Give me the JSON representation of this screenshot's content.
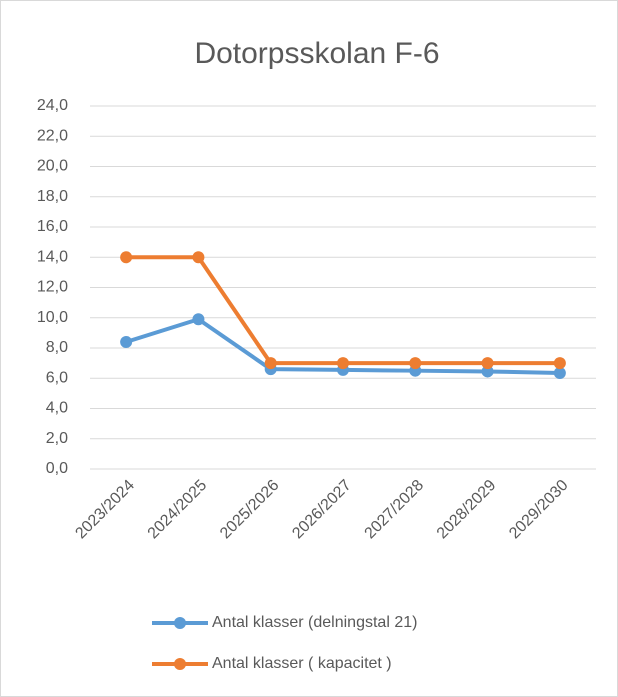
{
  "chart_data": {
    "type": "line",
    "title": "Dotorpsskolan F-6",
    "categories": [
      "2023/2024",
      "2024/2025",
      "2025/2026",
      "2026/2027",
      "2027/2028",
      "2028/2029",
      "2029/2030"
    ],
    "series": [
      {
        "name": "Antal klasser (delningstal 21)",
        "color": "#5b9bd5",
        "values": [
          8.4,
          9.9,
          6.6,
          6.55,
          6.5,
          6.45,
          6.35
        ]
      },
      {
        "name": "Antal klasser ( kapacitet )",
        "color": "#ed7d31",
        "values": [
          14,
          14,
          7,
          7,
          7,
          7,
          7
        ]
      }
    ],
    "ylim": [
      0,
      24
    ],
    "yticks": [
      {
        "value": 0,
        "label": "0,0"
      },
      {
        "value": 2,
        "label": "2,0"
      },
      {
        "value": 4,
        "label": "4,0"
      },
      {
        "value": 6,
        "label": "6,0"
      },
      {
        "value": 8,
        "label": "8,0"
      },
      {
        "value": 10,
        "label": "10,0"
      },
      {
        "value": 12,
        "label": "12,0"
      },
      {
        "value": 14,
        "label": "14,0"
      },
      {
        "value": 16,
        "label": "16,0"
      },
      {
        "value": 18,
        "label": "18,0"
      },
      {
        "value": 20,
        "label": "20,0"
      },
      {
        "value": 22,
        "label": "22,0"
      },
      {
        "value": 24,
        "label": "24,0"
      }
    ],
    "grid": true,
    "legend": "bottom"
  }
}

#### [What you will do]
Copy out the data above exactly, except the pictures.

#### [Answer]
Give me the JSON representation of this screenshot's content.
{
  "chart_data": {
    "type": "line",
    "title": "Dotorpsskolan F-6",
    "categories": [
      "2023/2024",
      "2024/2025",
      "2025/2026",
      "2026/2027",
      "2027/2028",
      "2028/2029",
      "2029/2030"
    ],
    "series": [
      {
        "name": "Antal klasser (delningstal 21)",
        "color": "#5b9bd5",
        "values": [
          8.4,
          9.9,
          6.6,
          6.55,
          6.5,
          6.45,
          6.35
        ]
      },
      {
        "name": "Antal klasser ( kapacitet )",
        "color": "#ed7d31",
        "values": [
          14,
          14,
          7,
          7,
          7,
          7,
          7
        ]
      }
    ],
    "ylim": [
      0,
      24
    ],
    "yticks": [
      {
        "value": 0,
        "label": "0,0"
      },
      {
        "value": 2,
        "label": "2,0"
      },
      {
        "value": 4,
        "label": "4,0"
      },
      {
        "value": 6,
        "label": "6,0"
      },
      {
        "value": 8,
        "label": "8,0"
      },
      {
        "value": 10,
        "label": "10,0"
      },
      {
        "value": 12,
        "label": "12,0"
      },
      {
        "value": 14,
        "label": "14,0"
      },
      {
        "value": 16,
        "label": "16,0"
      },
      {
        "value": 18,
        "label": "18,0"
      },
      {
        "value": 20,
        "label": "20,0"
      },
      {
        "value": 22,
        "label": "22,0"
      },
      {
        "value": 24,
        "label": "24,0"
      }
    ],
    "grid": true,
    "legend": "bottom"
  }
}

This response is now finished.